*Request:*
Filter the entries, keeping every line with the word "OMIP".

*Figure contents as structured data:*
--- --- ---

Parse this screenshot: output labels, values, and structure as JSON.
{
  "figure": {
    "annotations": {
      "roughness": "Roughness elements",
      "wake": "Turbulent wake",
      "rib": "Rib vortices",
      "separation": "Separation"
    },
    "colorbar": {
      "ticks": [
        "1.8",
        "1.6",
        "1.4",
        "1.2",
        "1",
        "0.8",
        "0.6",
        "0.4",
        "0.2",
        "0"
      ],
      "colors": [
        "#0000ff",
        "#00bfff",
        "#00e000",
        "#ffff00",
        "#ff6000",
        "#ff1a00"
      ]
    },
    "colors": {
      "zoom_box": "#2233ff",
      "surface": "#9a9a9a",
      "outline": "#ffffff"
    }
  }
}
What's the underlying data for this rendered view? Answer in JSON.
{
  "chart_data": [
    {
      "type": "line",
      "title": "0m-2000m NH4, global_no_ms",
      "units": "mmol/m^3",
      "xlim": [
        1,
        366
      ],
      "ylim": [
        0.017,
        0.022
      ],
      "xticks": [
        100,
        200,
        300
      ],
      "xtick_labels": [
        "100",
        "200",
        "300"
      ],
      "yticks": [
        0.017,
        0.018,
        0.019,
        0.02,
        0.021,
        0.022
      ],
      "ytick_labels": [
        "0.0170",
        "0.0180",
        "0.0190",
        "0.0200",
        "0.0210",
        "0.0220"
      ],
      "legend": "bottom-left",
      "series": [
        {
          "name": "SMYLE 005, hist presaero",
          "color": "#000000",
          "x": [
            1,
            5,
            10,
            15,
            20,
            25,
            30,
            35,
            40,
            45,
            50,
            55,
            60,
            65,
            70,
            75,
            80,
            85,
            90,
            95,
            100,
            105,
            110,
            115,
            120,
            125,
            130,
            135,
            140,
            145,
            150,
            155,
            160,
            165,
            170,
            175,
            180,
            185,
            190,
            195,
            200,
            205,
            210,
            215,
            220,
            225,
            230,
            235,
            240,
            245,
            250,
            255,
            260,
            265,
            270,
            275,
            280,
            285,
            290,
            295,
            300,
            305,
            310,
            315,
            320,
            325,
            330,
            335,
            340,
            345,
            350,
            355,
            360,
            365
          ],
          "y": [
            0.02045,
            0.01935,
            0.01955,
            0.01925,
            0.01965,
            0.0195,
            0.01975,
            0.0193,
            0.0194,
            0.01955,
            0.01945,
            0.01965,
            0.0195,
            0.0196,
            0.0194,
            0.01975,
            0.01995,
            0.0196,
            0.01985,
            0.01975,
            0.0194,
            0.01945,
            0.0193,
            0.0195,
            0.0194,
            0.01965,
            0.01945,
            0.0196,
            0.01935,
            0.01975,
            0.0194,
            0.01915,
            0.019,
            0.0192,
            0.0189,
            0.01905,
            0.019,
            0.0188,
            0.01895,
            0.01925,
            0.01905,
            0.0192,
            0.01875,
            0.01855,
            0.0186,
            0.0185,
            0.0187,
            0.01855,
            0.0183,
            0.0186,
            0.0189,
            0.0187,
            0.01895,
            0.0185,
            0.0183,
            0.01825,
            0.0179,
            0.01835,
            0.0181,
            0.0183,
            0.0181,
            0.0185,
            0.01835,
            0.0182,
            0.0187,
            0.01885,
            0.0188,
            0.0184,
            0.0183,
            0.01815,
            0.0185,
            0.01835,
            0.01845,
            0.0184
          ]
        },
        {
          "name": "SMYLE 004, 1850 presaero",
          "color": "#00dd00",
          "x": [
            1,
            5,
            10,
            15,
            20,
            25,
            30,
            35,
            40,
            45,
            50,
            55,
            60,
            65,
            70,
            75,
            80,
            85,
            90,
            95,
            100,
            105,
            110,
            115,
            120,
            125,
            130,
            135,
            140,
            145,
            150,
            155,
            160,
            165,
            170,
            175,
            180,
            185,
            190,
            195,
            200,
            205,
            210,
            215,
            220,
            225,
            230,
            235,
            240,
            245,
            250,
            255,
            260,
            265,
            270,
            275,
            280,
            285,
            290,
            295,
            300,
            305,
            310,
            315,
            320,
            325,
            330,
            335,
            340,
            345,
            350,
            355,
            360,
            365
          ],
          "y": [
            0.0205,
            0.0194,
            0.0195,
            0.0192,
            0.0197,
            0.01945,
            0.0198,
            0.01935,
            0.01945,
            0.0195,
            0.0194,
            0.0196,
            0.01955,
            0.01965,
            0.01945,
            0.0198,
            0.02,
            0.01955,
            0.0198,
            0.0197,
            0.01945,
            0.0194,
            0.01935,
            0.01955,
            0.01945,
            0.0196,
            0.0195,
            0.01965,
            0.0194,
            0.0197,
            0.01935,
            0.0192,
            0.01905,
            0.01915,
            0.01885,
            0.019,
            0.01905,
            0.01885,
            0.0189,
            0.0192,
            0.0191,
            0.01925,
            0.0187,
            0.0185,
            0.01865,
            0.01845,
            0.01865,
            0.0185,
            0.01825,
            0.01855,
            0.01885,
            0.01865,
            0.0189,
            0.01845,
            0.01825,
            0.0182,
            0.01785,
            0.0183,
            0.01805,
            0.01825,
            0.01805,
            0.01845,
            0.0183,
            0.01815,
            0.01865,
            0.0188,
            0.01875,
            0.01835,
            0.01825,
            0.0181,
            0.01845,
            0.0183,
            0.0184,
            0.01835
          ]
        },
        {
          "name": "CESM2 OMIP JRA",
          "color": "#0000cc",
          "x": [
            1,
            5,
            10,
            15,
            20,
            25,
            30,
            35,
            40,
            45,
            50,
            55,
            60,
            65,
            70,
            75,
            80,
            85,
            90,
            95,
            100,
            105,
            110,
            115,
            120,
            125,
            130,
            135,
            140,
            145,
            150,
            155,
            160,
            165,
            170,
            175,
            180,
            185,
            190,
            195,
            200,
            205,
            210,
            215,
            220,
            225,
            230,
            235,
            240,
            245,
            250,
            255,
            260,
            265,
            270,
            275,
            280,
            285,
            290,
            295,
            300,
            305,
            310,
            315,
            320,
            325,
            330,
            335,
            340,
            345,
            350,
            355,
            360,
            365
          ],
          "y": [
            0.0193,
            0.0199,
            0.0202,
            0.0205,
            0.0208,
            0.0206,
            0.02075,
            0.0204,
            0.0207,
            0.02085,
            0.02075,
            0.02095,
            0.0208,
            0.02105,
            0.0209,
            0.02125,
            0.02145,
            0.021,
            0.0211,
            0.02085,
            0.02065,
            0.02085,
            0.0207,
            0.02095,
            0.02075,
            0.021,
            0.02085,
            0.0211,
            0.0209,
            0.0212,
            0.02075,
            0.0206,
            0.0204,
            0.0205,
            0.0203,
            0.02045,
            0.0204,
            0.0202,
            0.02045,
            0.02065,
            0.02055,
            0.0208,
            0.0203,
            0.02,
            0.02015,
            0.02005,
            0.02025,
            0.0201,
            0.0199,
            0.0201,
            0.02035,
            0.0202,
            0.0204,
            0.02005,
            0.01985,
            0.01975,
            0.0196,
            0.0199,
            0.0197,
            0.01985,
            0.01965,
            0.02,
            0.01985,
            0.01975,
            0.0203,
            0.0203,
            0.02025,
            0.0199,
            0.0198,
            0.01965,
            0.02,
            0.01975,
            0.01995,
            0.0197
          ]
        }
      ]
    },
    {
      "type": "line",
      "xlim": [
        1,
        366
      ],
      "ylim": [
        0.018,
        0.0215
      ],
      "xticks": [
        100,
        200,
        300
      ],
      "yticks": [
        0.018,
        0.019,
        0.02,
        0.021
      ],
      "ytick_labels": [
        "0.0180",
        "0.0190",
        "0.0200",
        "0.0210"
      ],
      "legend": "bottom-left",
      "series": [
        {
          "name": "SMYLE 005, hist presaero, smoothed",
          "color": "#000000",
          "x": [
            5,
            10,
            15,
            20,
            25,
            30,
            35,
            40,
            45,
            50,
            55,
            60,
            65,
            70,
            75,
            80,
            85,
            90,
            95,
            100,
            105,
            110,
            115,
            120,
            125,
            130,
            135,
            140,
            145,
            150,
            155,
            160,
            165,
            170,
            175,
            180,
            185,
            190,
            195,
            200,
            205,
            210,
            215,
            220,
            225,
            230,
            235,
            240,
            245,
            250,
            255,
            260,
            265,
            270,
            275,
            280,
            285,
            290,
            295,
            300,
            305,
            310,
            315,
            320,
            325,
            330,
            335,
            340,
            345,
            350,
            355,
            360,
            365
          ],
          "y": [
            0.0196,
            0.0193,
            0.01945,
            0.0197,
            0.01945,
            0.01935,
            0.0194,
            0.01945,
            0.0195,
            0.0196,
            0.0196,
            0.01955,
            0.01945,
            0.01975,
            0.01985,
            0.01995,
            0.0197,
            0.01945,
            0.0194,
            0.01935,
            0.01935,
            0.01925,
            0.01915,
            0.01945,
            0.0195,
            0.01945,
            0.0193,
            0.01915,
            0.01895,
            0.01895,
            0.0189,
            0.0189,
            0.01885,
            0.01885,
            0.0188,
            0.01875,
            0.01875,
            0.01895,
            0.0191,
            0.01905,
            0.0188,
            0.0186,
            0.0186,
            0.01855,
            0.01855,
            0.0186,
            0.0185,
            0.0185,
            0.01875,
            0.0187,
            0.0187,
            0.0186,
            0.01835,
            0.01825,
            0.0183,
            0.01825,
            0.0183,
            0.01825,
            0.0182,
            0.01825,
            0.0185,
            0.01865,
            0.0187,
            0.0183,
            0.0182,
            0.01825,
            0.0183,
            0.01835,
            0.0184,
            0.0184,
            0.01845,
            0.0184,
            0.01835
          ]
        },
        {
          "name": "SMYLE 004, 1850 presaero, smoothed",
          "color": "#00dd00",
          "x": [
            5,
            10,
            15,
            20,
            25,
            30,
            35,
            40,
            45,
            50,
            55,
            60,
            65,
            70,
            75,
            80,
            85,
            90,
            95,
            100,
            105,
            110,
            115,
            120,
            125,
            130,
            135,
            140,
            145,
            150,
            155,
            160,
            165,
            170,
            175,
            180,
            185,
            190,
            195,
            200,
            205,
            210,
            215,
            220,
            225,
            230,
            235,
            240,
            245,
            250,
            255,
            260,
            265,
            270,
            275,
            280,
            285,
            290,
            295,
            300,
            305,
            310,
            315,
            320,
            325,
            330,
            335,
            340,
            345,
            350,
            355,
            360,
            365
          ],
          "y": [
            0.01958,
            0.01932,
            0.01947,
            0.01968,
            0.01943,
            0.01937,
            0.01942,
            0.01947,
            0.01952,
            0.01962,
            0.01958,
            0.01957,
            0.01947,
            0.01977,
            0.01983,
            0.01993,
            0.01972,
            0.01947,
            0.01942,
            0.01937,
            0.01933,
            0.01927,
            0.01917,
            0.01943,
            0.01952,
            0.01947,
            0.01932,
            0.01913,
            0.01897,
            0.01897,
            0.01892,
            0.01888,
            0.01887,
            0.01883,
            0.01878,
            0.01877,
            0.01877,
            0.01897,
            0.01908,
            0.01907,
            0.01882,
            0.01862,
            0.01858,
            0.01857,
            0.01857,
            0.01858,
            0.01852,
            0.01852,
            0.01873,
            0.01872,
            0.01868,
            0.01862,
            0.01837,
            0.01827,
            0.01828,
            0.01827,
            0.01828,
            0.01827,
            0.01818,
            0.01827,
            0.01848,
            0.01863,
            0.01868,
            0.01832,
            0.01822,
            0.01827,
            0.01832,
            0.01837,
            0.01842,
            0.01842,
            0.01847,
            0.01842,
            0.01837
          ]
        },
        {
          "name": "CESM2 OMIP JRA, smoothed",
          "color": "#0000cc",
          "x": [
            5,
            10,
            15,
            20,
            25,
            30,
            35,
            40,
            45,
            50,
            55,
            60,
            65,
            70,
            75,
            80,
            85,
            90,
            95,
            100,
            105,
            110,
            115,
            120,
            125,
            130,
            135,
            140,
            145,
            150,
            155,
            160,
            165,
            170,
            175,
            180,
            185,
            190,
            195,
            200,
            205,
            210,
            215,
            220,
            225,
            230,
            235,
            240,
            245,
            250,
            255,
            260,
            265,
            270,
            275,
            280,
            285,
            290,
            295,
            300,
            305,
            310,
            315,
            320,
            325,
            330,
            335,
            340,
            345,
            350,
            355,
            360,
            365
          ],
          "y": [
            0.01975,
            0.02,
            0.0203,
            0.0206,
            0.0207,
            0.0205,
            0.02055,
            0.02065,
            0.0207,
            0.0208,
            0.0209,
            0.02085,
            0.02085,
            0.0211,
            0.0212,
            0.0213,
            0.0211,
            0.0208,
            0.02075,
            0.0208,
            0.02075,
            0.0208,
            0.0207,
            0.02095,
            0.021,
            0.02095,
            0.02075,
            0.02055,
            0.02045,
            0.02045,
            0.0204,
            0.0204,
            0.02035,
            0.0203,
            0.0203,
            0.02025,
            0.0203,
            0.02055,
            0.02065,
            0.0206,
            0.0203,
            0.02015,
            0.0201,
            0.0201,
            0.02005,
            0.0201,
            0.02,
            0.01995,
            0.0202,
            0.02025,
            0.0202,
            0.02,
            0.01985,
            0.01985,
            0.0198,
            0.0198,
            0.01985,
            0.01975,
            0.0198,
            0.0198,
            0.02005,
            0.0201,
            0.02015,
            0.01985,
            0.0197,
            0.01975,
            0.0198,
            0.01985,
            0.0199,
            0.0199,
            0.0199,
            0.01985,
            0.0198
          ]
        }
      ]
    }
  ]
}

--- --- ---

*Complete response:*
          "name": "CESM2 OMIP JRA",
          "name": "CESM2 OMIP JRA, smoothed",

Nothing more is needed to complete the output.